**RECORDS TO PROCESS**
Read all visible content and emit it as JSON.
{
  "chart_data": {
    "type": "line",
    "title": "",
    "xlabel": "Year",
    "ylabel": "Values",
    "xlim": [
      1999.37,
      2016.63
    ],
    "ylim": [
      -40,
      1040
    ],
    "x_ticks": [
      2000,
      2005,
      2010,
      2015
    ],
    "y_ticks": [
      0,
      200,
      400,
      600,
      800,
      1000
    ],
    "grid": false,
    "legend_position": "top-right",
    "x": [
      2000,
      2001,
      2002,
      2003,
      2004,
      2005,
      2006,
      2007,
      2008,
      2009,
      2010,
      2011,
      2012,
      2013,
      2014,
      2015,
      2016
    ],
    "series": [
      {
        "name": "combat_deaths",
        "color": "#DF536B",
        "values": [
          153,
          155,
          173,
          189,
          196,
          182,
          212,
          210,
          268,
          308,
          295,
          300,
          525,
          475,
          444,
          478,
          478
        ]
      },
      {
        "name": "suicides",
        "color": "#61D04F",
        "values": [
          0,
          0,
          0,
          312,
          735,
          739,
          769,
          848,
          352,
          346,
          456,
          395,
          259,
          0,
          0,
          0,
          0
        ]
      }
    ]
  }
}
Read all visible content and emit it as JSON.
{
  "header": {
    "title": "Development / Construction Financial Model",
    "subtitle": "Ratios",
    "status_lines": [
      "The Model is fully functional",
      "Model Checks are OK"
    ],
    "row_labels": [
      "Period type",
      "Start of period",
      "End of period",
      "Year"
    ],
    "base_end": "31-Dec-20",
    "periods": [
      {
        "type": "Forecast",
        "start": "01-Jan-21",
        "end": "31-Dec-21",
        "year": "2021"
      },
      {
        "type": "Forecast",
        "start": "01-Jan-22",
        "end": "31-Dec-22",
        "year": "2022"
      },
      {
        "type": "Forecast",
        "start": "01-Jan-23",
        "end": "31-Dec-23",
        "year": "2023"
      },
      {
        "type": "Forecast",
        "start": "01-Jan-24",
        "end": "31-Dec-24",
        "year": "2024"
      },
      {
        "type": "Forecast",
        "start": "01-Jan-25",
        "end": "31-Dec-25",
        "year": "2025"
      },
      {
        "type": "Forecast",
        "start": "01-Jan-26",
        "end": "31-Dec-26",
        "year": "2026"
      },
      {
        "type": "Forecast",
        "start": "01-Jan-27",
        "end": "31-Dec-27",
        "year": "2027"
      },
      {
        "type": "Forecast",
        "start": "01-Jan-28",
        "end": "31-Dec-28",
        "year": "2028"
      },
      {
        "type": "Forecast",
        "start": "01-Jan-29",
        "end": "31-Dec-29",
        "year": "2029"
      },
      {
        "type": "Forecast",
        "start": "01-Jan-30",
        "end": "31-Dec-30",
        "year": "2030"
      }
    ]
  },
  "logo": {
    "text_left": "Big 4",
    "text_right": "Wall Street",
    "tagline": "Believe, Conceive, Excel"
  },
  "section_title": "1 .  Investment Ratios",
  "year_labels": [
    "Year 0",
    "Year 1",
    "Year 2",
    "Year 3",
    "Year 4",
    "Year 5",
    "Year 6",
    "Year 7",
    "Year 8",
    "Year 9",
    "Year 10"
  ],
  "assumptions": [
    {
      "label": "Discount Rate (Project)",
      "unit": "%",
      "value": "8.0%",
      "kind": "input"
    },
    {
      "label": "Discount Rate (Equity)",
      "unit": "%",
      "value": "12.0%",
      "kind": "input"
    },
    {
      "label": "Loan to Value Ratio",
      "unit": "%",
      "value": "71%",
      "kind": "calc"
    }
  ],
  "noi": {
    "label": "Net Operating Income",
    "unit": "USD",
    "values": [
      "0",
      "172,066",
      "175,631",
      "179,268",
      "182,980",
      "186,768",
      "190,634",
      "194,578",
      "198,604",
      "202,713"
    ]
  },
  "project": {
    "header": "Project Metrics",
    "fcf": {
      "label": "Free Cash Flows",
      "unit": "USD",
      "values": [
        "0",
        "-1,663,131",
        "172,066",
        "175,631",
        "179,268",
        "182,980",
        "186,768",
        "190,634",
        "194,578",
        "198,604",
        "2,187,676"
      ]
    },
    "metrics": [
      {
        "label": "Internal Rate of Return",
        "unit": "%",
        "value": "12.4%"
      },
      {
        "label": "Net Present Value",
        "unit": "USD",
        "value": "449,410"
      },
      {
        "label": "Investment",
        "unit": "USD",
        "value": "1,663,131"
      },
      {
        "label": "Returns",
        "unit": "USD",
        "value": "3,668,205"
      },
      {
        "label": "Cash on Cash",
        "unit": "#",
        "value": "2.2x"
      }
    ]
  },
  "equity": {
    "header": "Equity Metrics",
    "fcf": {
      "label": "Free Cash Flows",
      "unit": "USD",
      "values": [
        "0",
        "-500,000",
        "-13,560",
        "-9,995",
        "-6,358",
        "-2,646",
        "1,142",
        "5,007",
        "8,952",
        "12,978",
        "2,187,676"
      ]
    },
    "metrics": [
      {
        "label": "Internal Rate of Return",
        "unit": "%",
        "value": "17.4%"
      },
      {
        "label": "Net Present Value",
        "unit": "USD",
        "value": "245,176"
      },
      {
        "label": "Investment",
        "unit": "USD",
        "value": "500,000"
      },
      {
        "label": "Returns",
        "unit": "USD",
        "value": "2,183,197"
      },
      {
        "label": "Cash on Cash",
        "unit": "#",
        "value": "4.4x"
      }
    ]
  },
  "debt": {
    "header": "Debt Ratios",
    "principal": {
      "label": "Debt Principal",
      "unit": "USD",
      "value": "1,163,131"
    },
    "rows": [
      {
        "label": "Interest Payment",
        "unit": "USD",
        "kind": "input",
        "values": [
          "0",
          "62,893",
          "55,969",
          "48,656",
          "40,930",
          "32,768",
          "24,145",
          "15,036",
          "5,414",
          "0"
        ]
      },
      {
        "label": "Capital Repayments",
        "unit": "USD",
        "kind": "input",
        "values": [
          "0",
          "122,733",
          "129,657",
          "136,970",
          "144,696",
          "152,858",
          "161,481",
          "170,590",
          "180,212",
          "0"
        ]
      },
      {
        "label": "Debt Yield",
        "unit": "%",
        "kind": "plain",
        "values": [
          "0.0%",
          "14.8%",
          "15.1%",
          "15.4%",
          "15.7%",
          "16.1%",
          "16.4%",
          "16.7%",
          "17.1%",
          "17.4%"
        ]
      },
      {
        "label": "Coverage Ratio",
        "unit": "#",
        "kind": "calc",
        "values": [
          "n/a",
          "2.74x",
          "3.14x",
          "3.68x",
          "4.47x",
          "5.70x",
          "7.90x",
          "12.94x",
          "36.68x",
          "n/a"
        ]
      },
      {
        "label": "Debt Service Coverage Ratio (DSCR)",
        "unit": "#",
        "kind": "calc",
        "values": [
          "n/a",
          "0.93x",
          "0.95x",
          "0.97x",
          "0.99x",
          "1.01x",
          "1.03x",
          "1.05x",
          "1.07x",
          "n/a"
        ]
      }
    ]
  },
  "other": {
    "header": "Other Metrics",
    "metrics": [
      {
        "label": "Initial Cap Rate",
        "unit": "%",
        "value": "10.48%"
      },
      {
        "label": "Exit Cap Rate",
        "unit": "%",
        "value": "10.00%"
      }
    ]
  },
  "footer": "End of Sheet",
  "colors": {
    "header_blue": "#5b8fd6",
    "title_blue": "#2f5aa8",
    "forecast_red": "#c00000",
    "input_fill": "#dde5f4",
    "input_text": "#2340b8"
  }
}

**OBJECTIVE**
Quote the whole listing above, leaving nothing out.

**TASK SOLUTION**
Read all visible content and emit it as JSON.
{
  "chart_data": {
    "type": "line",
    "title": "",
    "xlabel": "Year",
    "ylabel": "Values",
    "xlim": [
      1999.37,
      2016.63
    ],
    "ylim": [
      -40,
      1040
    ],
    "x_ticks": [
      2000,
      2005,
      2010,
      2015
    ],
    "y_ticks": [
      0,
      200,
      400,
      600,
      800,
      1000
    ],
    "grid": false,
    "legend_position": "top-right",
    "x": [
      2000,
      2001,
      2002,
      2003,
      2004,
      2005,
      2006,
      2007,
      2008,
      2009,
      2010,
      2011,
      2012,
      2013,
      2014,
      2015,
      2016
    ],
    "series": [
      {
        "name": "combat_deaths",
        "color": "#DF536B",
        "values": [
          153,
          155,
          173,
          189,
          196,
          182,
          212,
          210,
          268,
          308,
          295,
          300,
          525,
          475,
          444,
          478,
          478
        ]
      },
      {
        "name": "suicides",
        "color": "#61D04F",
        "values": [
          0,
          0,
          0,
          312,
          735,
          739,
          769,
          848,
          352,
          346,
          456,
          395,
          259,
          0,
          0,
          0,
          0
        ]
      }
    ]
  }
}
Read all visible content and emit it as JSON.
{
  "header": {
    "title": "Development / Construction Financial Model",
    "subtitle": "Ratios",
    "status_lines": [
      "The Model is fully functional",
      "Model Checks are OK"
    ],
    "row_labels": [
      "Period type",
      "Start of period",
      "End of period",
      "Year"
    ],
    "base_end": "31-Dec-20",
    "periods": [
      {
        "type": "Forecast",
        "start": "01-Jan-21",
        "end": "31-Dec-21",
        "year": "2021"
      },
      {
        "type": "Forecast",
        "start": "01-Jan-22",
        "end": "31-Dec-22",
        "year": "2022"
      },
      {
        "type": "Forecast",
        "start": "01-Jan-23",
        "end": "31-Dec-23",
        "year": "2023"
      },
      {
        "type": "Forecast",
        "start": "01-Jan-24",
        "end": "31-Dec-24",
        "year": "2024"
      },
      {
        "type": "Forecast",
        "start": "01-Jan-25",
        "end": "31-Dec-25",
        "year": "2025"
      },
      {
        "type": "Forecast",
        "start": "01-Jan-26",
        "end": "31-Dec-26",
        "year": "2026"
      },
      {
        "type": "Forecast",
        "start": "01-Jan-27",
        "end": "31-Dec-27",
        "year": "2027"
      },
      {
        "type": "Forecast",
        "start": "01-Jan-28",
        "end": "31-Dec-28",
        "year": "2028"
      },
      {
        "type": "Forecast",
        "start": "01-Jan-29",
        "end": "31-Dec-29",
        "year": "2029"
      },
      {
        "type": "Forecast",
        "start": "01-Jan-30",
        "end": "31-Dec-30",
        "year": "2030"
      }
    ]
  },
  "logo": {
    "text_left": "Big 4",
    "text_right": "Wall Street",
    "tagline": "Believe, Conceive, Excel"
  },
  "section_title": "1 .  Investment Ratios",
  "year_labels": [
    "Year 0",
    "Year 1",
    "Year 2",
    "Year 3",
    "Year 4",
    "Year 5",
    "Year 6",
    "Year 7",
    "Year 8",
    "Year 9",
    "Year 10"
  ],
  "assumptions": [
    {
      "label": "Discount Rate (Project)",
      "unit": "%",
      "value": "8.0%",
      "kind": "input"
    },
    {
      "label": "Discount Rate (Equity)",
      "unit": "%",
      "value": "12.0%",
      "kind": "input"
    },
    {
      "label": "Loan to Value Ratio",
      "unit": "%",
      "value": "71%",
      "kind": "calc"
    }
  ],
  "noi": {
    "label": "Net Operating Income",
    "unit": "USD",
    "values": [
      "0",
      "172,066",
      "175,631",
      "179,268",
      "182,980",
      "186,768",
      "190,634",
      "194,578",
      "198,604",
      "202,713"
    ]
  },
  "project": {
    "header": "Project Metrics",
    "fcf": {
      "label": "Free Cash Flows",
      "unit": "USD",
      "values": [
        "0",
        "-1,663,131",
        "172,066",
        "175,631",
        "179,268",
        "182,980",
        "186,768",
        "190,634",
        "194,578",
        "198,604",
        "2,187,676"
      ]
    },
    "metrics": [
      {
        "label": "Internal Rate of Return",
        "unit": "%",
        "value": "12.4%"
      },
      {
        "label": "Net Present Value",
        "unit": "USD",
        "value": "449,410"
      },
      {
        "label": "Investment",
        "unit": "USD",
        "value": "1,663,131"
      },
      {
        "label": "Returns",
        "unit": "USD",
        "value": "3,668,205"
      },
      {
        "label": "Cash on Cash",
        "unit": "#",
        "value": "2.2x"
      }
    ]
  },
  "equity": {
    "header": "Equity Metrics",
    "fcf": {
      "label": "Free Cash Flows",
      "unit": "USD",
      "values": [
        "0",
        "-500,000",
        "-13,560",
        "-9,995",
        "-6,358",
        "-2,646",
        "1,142",
        "5,007",
        "8,952",
        "12,978",
        "2,187,676"
      ]
    },
    "metrics": [
      {
        "label": "Internal Rate of Return",
        "unit": "%",
        "value": "17.4%"
      },
      {
        "label": "Net Present Value",
        "unit": "USD",
        "value": "245,176"
      },
      {
        "label": "Investment",
        "unit": "USD",
        "value": "500,000"
      },
      {
        "label": "Returns",
        "unit": "USD",
        "value": "2,183,197"
      },
      {
        "label": "Cash on Cash",
        "unit": "#",
        "value": "4.4x"
      }
    ]
  },
  "debt": {
    "header": "Debt Ratios",
    "principal": {
      "label": "Debt Principal",
      "unit": "USD",
      "value": "1,163,131"
    },
    "rows": [
      {
        "label": "Interest Payment",
        "unit": "USD",
        "kind": "input",
        "values": [
          "0",
          "62,893",
          "55,969",
          "48,656",
          "40,930",
          "32,768",
          "24,145",
          "15,036",
          "5,414",
          "0"
        ]
      },
      {
        "label": "Capital Repayments",
        "unit": "USD",
        "kind": "input",
        "values": [
          "0",
          "122,733",
          "129,657",
          "136,970",
          "144,696",
          "152,858",
          "161,481",
          "170,590",
          "180,212",
          "0"
        ]
      },
      {
        "label": "Debt Yield",
        "unit": "%",
        "kind": "plain",
        "values": [
          "0.0%",
          "14.8%",
          "15.1%",
          "15.4%",
          "15.7%",
          "16.1%",
          "16.4%",
          "16.7%",
          "17.1%",
          "17.4%"
        ]
      },
      {
        "label": "Coverage Ratio",
        "unit": "#",
        "kind": "calc",
        "values": [
          "n/a",
          "2.74x",
          "3.14x",
          "3.68x",
          "4.47x",
          "5.70x",
          "7.90x",
          "12.94x",
          "36.68x",
          "n/a"
        ]
      },
      {
        "label": "Debt Service Coverage Ratio (DSCR)",
        "unit": "#",
        "kind": "calc",
        "values": [
          "n/a",
          "0.93x",
          "0.95x",
          "0.97x",
          "0.99x",
          "1.01x",
          "1.03x",
          "1.05x",
          "1.07x",
          "n/a"
        ]
      }
    ]
  },
  "other": {
    "header": "Other Metrics",
    "metrics": [
      {
        "label": "Initial Cap Rate",
        "unit": "%",
        "value": "10.48%"
      },
      {
        "label": "Exit Cap Rate",
        "unit": "%",
        "value": "10.00%"
      }
    ]
  },
  "footer": "End of Sheet",
  "colors": {
    "header_blue": "#5b8fd6",
    "title_blue": "#2f5aa8",
    "forecast_red": "#c00000",
    "input_fill": "#dde5f4",
    "input_text": "#2340b8"
  }
}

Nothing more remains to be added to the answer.